╭─ DATA SUPPLIED
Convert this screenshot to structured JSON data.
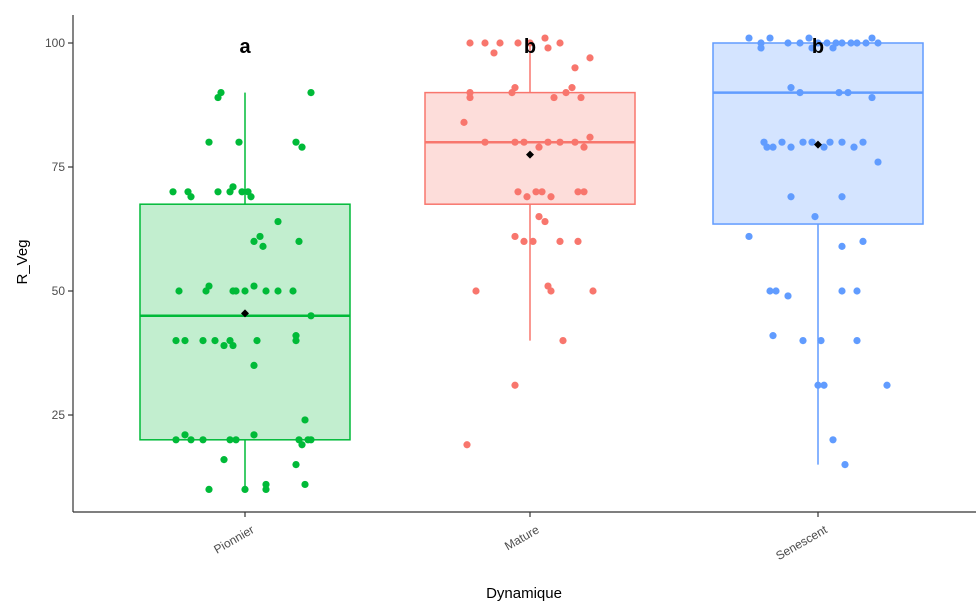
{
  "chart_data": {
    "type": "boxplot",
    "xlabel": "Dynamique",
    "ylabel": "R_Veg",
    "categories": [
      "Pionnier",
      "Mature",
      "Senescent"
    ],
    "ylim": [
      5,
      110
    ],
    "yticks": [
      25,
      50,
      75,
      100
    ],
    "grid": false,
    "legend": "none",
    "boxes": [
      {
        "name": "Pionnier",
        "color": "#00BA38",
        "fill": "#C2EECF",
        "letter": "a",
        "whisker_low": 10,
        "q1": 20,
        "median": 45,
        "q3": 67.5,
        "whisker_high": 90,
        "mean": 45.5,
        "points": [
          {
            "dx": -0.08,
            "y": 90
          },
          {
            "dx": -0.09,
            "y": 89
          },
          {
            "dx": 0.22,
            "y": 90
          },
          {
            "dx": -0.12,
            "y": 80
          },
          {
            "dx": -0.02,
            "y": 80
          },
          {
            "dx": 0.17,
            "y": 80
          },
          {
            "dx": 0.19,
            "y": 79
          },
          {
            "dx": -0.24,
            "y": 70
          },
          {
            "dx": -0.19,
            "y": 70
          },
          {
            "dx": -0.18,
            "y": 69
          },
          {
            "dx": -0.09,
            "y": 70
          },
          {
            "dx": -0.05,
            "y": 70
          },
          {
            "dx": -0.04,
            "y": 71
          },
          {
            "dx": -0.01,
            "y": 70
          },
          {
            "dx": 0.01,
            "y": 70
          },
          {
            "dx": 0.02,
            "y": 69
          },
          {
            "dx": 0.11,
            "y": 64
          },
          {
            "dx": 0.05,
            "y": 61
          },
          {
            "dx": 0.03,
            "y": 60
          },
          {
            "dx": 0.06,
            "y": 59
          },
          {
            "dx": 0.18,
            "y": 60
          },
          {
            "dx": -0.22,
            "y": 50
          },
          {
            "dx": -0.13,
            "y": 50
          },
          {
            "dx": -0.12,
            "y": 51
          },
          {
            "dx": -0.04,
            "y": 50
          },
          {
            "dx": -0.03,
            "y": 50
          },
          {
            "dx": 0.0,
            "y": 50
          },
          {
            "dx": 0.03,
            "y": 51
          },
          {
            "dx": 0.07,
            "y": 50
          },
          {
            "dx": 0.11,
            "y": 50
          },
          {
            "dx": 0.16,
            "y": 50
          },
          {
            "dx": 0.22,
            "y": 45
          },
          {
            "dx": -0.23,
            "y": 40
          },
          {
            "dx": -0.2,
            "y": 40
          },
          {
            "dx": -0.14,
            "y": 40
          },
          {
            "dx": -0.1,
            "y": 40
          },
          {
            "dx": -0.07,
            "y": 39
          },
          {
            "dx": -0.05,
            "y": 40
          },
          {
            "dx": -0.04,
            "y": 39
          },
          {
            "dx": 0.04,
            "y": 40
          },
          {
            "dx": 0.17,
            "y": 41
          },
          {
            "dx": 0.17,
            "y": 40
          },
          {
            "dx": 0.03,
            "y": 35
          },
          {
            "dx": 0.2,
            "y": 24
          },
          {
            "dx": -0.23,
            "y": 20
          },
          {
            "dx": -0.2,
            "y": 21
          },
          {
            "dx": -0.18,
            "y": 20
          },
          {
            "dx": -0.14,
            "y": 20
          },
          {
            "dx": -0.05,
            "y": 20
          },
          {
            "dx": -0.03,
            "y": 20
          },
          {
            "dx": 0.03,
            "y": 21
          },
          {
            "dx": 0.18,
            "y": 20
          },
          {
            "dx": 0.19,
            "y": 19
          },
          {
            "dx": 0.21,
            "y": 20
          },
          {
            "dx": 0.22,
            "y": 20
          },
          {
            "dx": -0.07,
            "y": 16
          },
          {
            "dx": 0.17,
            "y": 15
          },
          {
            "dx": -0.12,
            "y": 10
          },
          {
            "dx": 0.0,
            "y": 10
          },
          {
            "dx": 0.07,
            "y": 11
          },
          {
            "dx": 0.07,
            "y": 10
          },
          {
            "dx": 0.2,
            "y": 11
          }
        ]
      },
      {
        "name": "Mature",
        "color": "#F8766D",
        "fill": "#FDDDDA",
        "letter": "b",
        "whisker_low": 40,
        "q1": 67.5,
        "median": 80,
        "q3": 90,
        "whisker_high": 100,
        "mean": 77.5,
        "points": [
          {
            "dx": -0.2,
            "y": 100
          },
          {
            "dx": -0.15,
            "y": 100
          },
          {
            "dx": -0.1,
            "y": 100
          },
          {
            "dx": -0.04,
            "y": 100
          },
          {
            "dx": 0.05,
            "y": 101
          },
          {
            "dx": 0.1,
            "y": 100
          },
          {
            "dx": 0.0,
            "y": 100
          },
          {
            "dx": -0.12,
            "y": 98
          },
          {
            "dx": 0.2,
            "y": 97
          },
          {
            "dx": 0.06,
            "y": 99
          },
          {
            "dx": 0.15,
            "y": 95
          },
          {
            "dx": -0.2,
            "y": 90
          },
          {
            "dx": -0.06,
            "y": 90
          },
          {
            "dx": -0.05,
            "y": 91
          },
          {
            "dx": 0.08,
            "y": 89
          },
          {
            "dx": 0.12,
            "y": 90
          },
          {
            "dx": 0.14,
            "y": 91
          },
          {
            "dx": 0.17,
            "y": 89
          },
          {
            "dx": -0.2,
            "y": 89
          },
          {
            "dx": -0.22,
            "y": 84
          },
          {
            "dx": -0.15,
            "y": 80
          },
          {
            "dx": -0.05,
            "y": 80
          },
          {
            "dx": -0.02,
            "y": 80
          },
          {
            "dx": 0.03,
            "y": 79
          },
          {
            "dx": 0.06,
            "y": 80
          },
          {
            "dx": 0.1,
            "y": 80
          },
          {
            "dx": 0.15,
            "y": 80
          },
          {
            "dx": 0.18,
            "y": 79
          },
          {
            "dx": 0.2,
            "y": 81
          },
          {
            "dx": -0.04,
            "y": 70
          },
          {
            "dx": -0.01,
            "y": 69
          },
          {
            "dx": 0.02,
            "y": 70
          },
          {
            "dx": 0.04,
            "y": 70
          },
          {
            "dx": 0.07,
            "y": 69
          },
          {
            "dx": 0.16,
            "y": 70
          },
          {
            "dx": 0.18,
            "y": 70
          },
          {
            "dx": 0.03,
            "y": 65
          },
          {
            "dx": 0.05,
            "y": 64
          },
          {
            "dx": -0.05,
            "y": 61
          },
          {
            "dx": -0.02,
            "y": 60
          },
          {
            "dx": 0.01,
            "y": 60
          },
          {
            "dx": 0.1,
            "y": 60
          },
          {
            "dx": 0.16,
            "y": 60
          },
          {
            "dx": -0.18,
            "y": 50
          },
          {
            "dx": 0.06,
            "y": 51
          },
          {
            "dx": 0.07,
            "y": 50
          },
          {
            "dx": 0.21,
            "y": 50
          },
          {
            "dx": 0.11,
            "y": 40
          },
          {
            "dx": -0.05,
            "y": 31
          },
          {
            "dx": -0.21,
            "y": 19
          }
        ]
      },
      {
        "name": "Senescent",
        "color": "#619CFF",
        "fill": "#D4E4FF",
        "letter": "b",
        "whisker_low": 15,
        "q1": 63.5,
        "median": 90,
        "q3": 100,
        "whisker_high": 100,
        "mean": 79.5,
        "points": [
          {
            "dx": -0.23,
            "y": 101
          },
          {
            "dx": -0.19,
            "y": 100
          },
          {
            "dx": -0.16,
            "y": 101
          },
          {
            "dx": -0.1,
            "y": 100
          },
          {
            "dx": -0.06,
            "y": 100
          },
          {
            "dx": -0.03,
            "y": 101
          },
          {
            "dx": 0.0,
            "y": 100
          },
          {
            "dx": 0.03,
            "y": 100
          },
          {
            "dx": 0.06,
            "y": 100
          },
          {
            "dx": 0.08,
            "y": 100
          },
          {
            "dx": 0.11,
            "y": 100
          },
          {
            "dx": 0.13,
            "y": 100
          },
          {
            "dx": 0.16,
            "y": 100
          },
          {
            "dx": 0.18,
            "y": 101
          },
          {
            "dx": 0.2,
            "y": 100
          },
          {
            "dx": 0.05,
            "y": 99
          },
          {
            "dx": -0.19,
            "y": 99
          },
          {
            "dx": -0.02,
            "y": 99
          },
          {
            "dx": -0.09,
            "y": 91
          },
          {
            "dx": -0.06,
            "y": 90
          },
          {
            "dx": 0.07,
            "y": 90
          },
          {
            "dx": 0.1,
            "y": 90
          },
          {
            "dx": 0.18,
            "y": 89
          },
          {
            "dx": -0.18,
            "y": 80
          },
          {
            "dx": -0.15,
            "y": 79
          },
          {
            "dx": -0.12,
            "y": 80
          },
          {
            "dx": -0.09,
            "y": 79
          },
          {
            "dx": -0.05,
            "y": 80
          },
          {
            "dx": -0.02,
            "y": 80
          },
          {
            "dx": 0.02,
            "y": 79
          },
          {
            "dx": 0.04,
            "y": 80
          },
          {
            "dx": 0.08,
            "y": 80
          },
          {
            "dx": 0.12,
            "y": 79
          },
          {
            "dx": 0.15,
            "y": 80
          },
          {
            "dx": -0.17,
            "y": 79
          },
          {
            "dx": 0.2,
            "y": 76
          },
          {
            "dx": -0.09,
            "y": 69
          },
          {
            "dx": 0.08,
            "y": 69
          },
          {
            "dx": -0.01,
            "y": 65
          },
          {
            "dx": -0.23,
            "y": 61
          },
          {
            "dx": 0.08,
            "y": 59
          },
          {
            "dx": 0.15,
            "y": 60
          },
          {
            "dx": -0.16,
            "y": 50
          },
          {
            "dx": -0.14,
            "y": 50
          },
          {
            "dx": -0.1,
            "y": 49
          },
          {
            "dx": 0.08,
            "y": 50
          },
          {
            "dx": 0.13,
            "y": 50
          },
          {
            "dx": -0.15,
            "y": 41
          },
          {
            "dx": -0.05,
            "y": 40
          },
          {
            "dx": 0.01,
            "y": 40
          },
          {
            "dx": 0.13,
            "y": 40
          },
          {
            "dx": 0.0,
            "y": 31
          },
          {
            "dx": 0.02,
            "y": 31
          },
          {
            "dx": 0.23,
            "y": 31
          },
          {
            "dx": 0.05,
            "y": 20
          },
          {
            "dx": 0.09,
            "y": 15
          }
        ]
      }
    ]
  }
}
╰─
╭─ DATA SUPPLIED
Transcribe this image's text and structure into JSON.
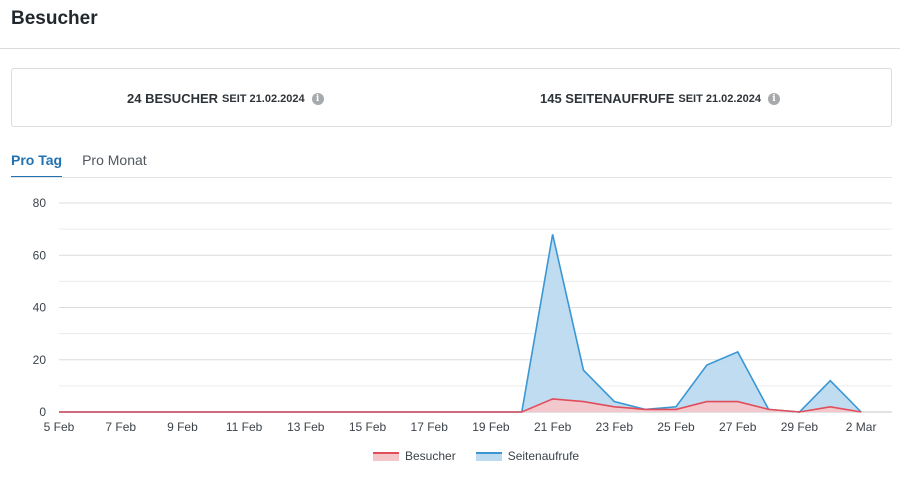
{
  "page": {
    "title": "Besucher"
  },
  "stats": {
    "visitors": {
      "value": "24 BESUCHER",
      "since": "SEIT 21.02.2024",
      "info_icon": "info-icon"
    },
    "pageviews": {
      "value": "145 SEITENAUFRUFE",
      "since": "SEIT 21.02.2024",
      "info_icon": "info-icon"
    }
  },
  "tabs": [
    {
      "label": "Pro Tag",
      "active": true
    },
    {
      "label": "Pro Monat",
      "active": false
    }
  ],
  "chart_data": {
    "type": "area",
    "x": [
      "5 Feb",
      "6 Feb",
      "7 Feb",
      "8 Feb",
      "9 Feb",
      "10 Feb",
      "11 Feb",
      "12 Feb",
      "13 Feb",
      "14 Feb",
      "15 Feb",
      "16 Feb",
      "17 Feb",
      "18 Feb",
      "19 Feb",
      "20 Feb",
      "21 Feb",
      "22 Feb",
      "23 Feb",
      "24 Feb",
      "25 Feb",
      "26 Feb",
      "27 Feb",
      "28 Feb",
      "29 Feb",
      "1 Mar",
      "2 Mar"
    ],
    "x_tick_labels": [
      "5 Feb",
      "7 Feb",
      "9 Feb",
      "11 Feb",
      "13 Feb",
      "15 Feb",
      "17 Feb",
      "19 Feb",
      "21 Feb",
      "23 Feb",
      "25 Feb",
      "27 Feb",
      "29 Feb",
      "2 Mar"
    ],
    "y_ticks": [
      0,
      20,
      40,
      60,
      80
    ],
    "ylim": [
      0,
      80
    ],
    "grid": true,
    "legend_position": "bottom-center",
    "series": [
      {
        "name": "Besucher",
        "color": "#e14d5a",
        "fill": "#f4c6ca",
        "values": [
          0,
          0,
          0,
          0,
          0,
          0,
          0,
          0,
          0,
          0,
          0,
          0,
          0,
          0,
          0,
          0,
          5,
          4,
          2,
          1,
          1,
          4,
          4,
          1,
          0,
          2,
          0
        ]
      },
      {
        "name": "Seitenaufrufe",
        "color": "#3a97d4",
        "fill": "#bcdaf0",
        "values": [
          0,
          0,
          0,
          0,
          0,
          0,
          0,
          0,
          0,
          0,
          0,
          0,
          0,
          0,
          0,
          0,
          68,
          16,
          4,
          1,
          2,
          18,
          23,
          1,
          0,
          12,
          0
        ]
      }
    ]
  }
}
╰─
*GIVEN REQUEST*. All lines in the data that contain the word "name" should be copied.

*CORRECT OUTPUT*.
        "name": "Pionnier",
        "name": "Mature",
        "name": "Senescent",
        "name": "Besucher",
        "name": "Seitenaufrufe",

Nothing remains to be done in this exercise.